## Challenge
From the records, pick out and copy each line containing "document".

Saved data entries
***

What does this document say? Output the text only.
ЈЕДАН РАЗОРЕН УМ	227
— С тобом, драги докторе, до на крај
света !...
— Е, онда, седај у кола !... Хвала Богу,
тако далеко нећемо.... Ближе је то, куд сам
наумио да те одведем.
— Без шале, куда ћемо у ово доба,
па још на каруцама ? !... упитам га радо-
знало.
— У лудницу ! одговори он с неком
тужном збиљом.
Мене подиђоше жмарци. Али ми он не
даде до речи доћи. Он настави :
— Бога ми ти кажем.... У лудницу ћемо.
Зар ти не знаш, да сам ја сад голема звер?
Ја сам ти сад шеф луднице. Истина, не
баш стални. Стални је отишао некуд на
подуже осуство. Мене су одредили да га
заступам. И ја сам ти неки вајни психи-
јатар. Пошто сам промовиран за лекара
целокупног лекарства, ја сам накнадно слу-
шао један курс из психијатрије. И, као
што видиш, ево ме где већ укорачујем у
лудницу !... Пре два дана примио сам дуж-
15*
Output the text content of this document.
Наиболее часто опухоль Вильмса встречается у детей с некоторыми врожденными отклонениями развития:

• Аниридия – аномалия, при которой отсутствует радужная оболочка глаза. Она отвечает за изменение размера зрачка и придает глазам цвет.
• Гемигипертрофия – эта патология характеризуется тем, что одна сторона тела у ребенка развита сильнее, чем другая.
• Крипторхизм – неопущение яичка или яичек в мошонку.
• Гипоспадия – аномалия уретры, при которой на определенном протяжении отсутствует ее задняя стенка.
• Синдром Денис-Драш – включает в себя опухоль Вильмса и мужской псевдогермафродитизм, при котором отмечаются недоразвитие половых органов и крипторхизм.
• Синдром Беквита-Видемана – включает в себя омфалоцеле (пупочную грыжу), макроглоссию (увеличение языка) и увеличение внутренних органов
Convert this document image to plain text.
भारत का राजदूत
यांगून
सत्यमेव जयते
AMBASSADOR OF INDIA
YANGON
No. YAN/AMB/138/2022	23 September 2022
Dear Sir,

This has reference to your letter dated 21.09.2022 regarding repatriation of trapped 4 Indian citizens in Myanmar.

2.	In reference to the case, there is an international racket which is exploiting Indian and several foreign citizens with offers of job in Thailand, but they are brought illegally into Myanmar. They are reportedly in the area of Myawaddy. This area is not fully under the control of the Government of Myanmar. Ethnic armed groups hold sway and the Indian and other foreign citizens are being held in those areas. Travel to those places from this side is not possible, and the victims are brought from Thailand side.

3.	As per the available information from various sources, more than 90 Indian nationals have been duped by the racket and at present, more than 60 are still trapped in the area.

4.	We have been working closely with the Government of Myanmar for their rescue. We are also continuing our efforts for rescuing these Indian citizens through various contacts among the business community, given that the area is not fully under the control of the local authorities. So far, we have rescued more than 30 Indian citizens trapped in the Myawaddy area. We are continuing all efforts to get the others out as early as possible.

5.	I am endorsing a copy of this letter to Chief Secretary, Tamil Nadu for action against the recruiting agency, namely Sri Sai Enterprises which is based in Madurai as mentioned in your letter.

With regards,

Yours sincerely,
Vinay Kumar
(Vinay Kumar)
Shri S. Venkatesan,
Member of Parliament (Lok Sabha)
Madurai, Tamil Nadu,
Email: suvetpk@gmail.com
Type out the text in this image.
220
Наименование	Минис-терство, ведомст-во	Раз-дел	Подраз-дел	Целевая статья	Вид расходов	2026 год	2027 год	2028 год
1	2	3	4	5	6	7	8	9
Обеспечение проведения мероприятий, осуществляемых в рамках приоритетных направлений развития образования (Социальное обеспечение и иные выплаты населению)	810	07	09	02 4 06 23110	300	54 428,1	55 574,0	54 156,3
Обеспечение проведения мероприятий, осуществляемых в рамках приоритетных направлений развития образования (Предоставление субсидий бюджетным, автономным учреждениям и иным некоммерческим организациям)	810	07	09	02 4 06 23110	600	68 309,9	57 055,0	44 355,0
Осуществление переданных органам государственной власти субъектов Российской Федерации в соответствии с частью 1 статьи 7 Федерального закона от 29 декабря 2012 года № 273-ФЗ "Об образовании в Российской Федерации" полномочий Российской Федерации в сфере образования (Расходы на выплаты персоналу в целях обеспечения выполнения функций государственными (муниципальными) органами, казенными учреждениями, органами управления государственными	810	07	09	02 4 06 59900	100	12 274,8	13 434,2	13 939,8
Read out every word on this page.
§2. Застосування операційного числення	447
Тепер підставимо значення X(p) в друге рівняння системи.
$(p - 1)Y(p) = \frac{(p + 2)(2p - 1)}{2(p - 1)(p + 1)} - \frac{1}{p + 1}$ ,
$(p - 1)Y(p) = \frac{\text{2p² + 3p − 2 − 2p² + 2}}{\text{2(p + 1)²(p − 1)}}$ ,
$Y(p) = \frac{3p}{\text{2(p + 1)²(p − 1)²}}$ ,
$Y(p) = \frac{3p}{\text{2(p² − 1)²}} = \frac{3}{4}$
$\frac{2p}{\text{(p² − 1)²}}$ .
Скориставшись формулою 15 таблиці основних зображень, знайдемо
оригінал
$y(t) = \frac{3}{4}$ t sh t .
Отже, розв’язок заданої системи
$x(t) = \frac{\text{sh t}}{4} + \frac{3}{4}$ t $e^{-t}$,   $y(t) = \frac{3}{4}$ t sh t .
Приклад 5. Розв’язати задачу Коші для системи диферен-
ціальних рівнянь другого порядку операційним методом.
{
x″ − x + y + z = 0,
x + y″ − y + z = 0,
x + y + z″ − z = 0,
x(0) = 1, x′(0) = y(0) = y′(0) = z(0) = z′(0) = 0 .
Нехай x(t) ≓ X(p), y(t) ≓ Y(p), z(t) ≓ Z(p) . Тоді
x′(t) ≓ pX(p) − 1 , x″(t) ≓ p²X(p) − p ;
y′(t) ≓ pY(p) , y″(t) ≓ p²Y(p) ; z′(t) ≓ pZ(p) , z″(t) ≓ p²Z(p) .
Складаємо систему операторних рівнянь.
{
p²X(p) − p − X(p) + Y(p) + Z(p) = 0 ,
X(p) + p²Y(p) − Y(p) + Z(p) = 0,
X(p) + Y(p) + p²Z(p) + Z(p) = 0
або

***

## Result of this exercise
What does this document say? Output the text only.
Output the text content of this document.
Convert this document image to plain text.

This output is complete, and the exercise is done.